[Saved entries]
────

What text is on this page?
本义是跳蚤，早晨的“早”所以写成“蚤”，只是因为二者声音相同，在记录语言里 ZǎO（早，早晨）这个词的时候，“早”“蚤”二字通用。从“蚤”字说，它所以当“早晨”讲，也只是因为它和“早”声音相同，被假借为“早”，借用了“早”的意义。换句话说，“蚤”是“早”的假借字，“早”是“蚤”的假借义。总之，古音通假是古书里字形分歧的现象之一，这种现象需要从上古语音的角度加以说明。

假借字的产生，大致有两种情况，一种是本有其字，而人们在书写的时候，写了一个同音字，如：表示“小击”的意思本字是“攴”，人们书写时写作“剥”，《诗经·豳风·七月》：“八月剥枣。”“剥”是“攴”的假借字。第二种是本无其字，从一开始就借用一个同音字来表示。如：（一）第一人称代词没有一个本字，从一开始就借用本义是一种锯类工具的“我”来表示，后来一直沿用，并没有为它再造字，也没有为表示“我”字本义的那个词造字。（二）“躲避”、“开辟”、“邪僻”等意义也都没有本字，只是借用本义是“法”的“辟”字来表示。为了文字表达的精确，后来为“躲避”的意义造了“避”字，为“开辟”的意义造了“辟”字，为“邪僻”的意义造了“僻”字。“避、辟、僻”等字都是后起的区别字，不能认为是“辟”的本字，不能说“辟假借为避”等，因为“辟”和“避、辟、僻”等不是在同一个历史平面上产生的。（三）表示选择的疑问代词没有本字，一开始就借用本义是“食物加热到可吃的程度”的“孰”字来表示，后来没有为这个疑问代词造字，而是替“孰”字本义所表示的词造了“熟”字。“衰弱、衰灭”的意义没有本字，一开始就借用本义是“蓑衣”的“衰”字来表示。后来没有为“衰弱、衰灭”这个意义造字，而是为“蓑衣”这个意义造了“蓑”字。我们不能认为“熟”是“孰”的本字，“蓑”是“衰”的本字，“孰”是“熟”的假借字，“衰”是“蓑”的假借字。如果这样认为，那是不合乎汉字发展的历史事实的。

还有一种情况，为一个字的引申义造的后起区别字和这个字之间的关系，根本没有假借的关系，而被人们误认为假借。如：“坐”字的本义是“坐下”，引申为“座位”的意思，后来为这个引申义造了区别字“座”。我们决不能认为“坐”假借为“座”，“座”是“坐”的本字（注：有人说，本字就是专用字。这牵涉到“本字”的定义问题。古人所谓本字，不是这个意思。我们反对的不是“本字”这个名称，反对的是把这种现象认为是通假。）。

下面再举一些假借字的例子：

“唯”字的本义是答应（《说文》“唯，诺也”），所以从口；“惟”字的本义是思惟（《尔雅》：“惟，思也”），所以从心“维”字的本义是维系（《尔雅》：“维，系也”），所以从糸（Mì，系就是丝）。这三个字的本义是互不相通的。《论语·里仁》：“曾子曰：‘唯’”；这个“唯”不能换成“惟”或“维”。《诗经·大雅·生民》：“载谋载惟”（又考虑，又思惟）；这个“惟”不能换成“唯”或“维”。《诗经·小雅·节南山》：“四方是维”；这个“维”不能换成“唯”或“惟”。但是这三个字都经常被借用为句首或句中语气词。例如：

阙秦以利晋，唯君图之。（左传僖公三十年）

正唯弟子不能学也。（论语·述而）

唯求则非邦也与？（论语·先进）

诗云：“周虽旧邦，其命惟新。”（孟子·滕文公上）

────

## GIVEN INSTRUCTION
In full and verbatim, repeat the records given above.

## EXERCISE RESULT
What text is on this page?
本义是跳蚤，早晨的“早”所以写成“蚤”，只是因为二者声音相同，在记录语言里 ZǎO（早，早晨）这个词的时候，“早”“蚤”二字通用。从“蚤”字说，它所以当“早晨”讲，也只是因为它和“早”声音相同，被假借为“早”，借用了“早”的意义。换句话说，“蚤”是“早”的假借字，“早”是“蚤”的假借义。总之，古音通假是古书里字形分歧的现象之一，这种现象需要从上古语音的角度加以说明。

假借字的产生，大致有两种情况，一种是本有其字，而人们在书写的时候，写了一个同音字，如：表示“小击”的意思本字是“攴”，人们书写时写作“剥”，《诗经·豳风·七月》：“八月剥枣。”“剥”是“攴”的假借字。第二种是本无其字，从一开始就借用一个同音字来表示。如：（一）第一人称代词没有一个本字，从一开始就借用本义是一种锯类工具的“我”来表示，后来一直沿用，并没有为它再造字，也没有为表示“我”字本义的那个词造字。（二）“躲避”、“开辟”、“邪僻”等意义也都没有本字，只是借用本义是“法”的“辟”字来表示。为了文字表达的精确，后来为“躲避”的意义造了“避”字，为“开辟”的意义造了“辟”字，为“邪僻”的意义造了“僻”字。“避、辟、僻”等字都是后起的区别字，不能认为是“辟”的本字，不能说“辟假借为避”等，因为“辟”和“避、辟、僻”等不是在同一个历史平面上产生的。（三）表示选择的疑问代词没有本字，一开始就借用本义是“食物加热到可吃的程度”的“孰”字来表示，后来没有为这个疑问代词造字，而是替“孰”字本义所表示的词造了“熟”字。“衰弱、衰灭”的意义没有本字，一开始就借用本义是“蓑衣”的“衰”字来表示。后来没有为“衰弱、衰灭”这个意义造字，而是为“蓑衣”这个意义造了“蓑”字。我们不能认为“熟”是“孰”的本字，“蓑”是“衰”的本字，“孰”是“熟”的假借字，“衰”是“蓑”的假借字。如果这样认为，那是不合乎汉字发展的历史事实的。

还有一种情况，为一个字的引申义造的后起区别字和这个字之间的关系，根本没有假借的关系，而被人们误认为假借。如：“坐”字的本义是“坐下”，引申为“座位”的意思，后来为这个引申义造了区别字“座”。我们决不能认为“坐”假借为“座”，“座”是“坐”的本字（注：有人说，本字就是专用字。这牵涉到“本字”的定义问题。古人所谓本字，不是这个意思。我们反对的不是“本字”这个名称，反对的是把这种现象认为是通假。）。

下面再举一些假借字的例子：

“唯”字的本义是答应（《说文》“唯，诺也”），所以从口；“惟”字的本义是思惟（《尔雅》：“惟，思也”），所以从心“维”字的本义是维系（《尔雅》：“维，系也”），所以从糸（Mì，系就是丝）。这三个字的本义是互不相通的。《论语·里仁》：“曾子曰：‘唯’”；这个“唯”不能换成“惟”或“维”。《诗经·大雅·生民》：“载谋载惟”（又考虑，又思惟）；这个“惟”不能换成“唯”或“维”。《诗经·小雅·节南山》：“四方是维”；这个“维”不能换成“唯”或“惟”。但是这三个字都经常被借用为句首或句中语气词。例如：

阙秦以利晋，唯君图之。（左传僖公三十年）

正唯弟子不能学也。（论语·述而）

唯求则非邦也与？（论语·先进）

诗云：“周虽旧邦，其命惟新。”（孟子·滕文公上）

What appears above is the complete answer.